▶ Job
Please retype the records below exactly, leaving out any pictures.

[Collected data entries]
+ + + + +
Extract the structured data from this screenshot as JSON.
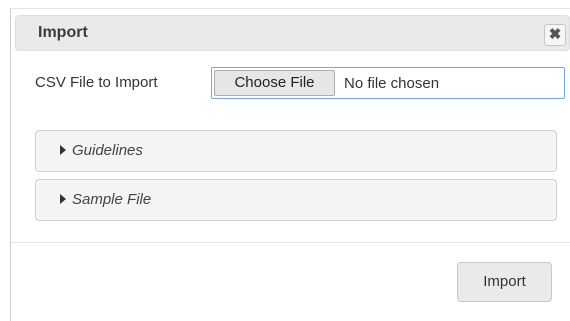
{
  "dialog": {
    "title": "Import",
    "close_icon": "close-icon",
    "close_glyph": "✖"
  },
  "file_picker": {
    "label": "CSV File to Import",
    "button_label": "Choose File",
    "status": "No file chosen"
  },
  "sections": [
    {
      "label": "Guidelines",
      "expanded": false
    },
    {
      "label": "Sample File",
      "expanded": false
    }
  ],
  "footer": {
    "import_label": "Import"
  },
  "colors": {
    "titlebar_bg": "#eaeaea",
    "input_focus_border": "#7aa7d8",
    "section_bg": "#f4f4f4"
  }
}
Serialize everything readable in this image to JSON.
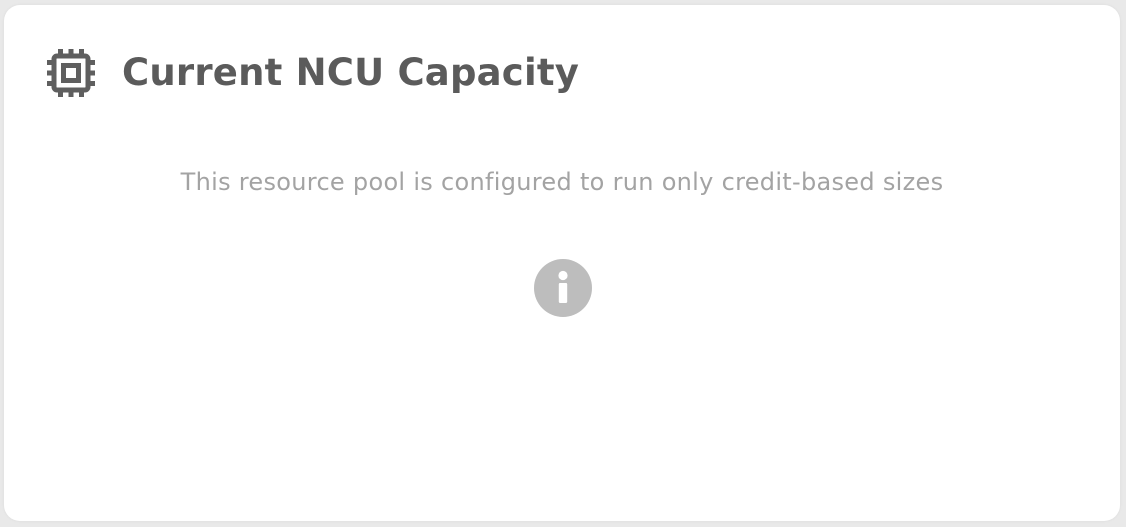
{
  "panel": {
    "title": "Current NCU Capacity",
    "message": "This resource pool is configured to run only credit-based sizes",
    "header_icon": "cpu-chip-icon",
    "status_icon": "info-icon"
  },
  "colors": {
    "title": "#5b5b5b",
    "icon": "#5f5f5f",
    "message": "#a3a3a3",
    "info_circle": "#bdbdbd",
    "card_bg": "#ffffff",
    "page_bg": "#e9e9e9"
  }
}
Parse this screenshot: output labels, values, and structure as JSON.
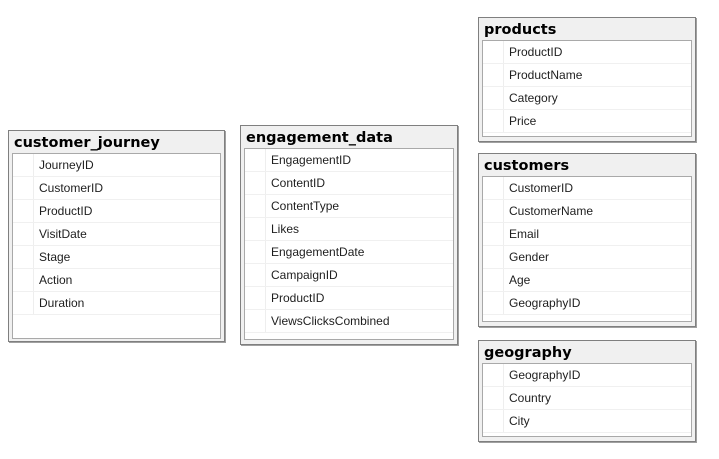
{
  "tables": {
    "customer_journey": {
      "name": "customer_journey",
      "columns": [
        "JourneyID",
        "CustomerID",
        "ProductID",
        "VisitDate",
        "Stage",
        "Action",
        "Duration"
      ]
    },
    "engagement_data": {
      "name": "engagement_data",
      "columns": [
        "EngagementID",
        "ContentID",
        "ContentType",
        "Likes",
        "EngagementDate",
        "CampaignID",
        "ProductID",
        "ViewsClicksCombined"
      ]
    },
    "products": {
      "name": "products",
      "columns": [
        "ProductID",
        "ProductName",
        "Category",
        "Price"
      ]
    },
    "customers": {
      "name": "customers",
      "columns": [
        "CustomerID",
        "CustomerName",
        "Email",
        "Gender",
        "Age",
        "GeographyID"
      ]
    },
    "geography": {
      "name": "geography",
      "columns": [
        "GeographyID",
        "Country",
        "City"
      ]
    }
  }
}
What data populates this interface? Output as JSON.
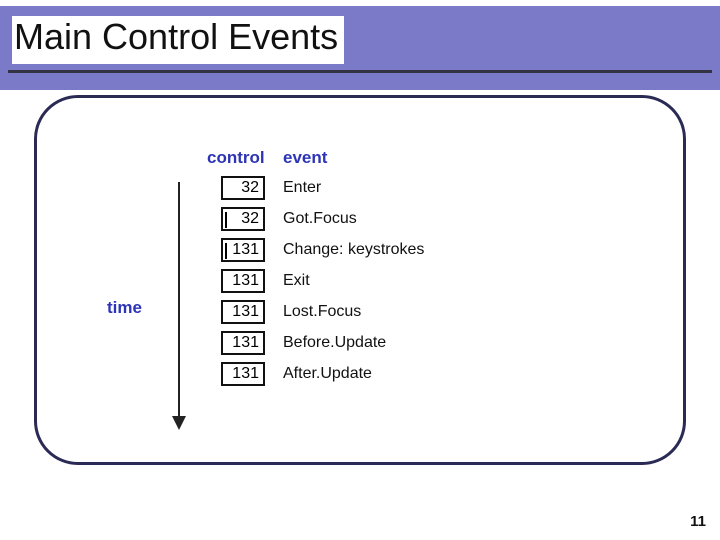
{
  "title": "Main Control Events",
  "headers": {
    "control": "control",
    "event": "event"
  },
  "time_label": "time",
  "rows": [
    {
      "control": "32",
      "event": "Enter",
      "caret": false
    },
    {
      "control": "32",
      "event": "Got.Focus",
      "caret": true
    },
    {
      "control": "131",
      "event": "Change: keystrokes",
      "caret": true
    },
    {
      "control": "131",
      "event": "Exit",
      "caret": false
    },
    {
      "control": "131",
      "event": "Lost.Focus",
      "caret": false
    },
    {
      "control": "131",
      "event": "Before.Update",
      "caret": false
    },
    {
      "control": "131",
      "event": "After.Update",
      "caret": false
    }
  ],
  "page_number": "11"
}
+ + + + +
▶ In response
Extract the structured data from this screenshot as JSON.
{
  "dialog": {
    "title": "Import",
    "close_icon": "close-icon",
    "close_glyph": "✖"
  },
  "file_picker": {
    "label": "CSV File to Import",
    "button_label": "Choose File",
    "status": "No file chosen"
  },
  "sections": [
    {
      "label": "Guidelines",
      "expanded": false
    },
    {
      "label": "Sample File",
      "expanded": false
    }
  ],
  "footer": {
    "import_label": "Import"
  },
  "colors": {
    "titlebar_bg": "#eaeaea",
    "input_focus_border": "#7aa7d8",
    "section_bg": "#f4f4f4"
  }
}
Serialize everything readable in this image to JSON.
{
  "panel": {
    "title": "Current NCU Capacity",
    "message": "This resource pool is configured to run only credit-based sizes",
    "header_icon": "cpu-chip-icon",
    "status_icon": "info-icon"
  },
  "colors": {
    "title": "#5b5b5b",
    "icon": "#5f5f5f",
    "message": "#a3a3a3",
    "info_circle": "#bdbdbd",
    "card_bg": "#ffffff",
    "page_bg": "#e9e9e9"
  }
}
Parse this screenshot: output labels, values, and structure as JSON.
{
  "tables": {
    "customer_journey": {
      "name": "customer_journey",
      "columns": [
        "JourneyID",
        "CustomerID",
        "ProductID",
        "VisitDate",
        "Stage",
        "Action",
        "Duration"
      ]
    },
    "engagement_data": {
      "name": "engagement_data",
      "columns": [
        "EngagementID",
        "ContentID",
        "ContentType",
        "Likes",
        "EngagementDate",
        "CampaignID",
        "ProductID",
        "ViewsClicksCombined"
      ]
    },
    "products": {
      "name": "products",
      "columns": [
        "ProductID",
        "ProductName",
        "Category",
        "Price"
      ]
    },
    "customers": {
      "name": "customers",
      "columns": [
        "CustomerID",
        "CustomerName",
        "Email",
        "Gender",
        "Age",
        "GeographyID"
      ]
    },
    "geography": {
      "name": "geography",
      "columns": [
        "GeographyID",
        "Country",
        "City"
      ]
    }
  }
}
What data populates this interface? Output as JSON.
{
  "title": "Main Control Events",
  "headers": {
    "control": "control",
    "event": "event"
  },
  "time_label": "time",
  "rows": [
    {
      "control": "32",
      "event": "Enter",
      "caret": false
    },
    {
      "control": "32",
      "event": "Got.Focus",
      "caret": true
    },
    {
      "control": "131",
      "event": "Change: keystrokes",
      "caret": true
    },
    {
      "control": "131",
      "event": "Exit",
      "caret": false
    },
    {
      "control": "131",
      "event": "Lost.Focus",
      "caret": false
    },
    {
      "control": "131",
      "event": "Before.Update",
      "caret": false
    },
    {
      "control": "131",
      "event": "After.Update",
      "caret": false
    }
  ],
  "page_number": "11"
}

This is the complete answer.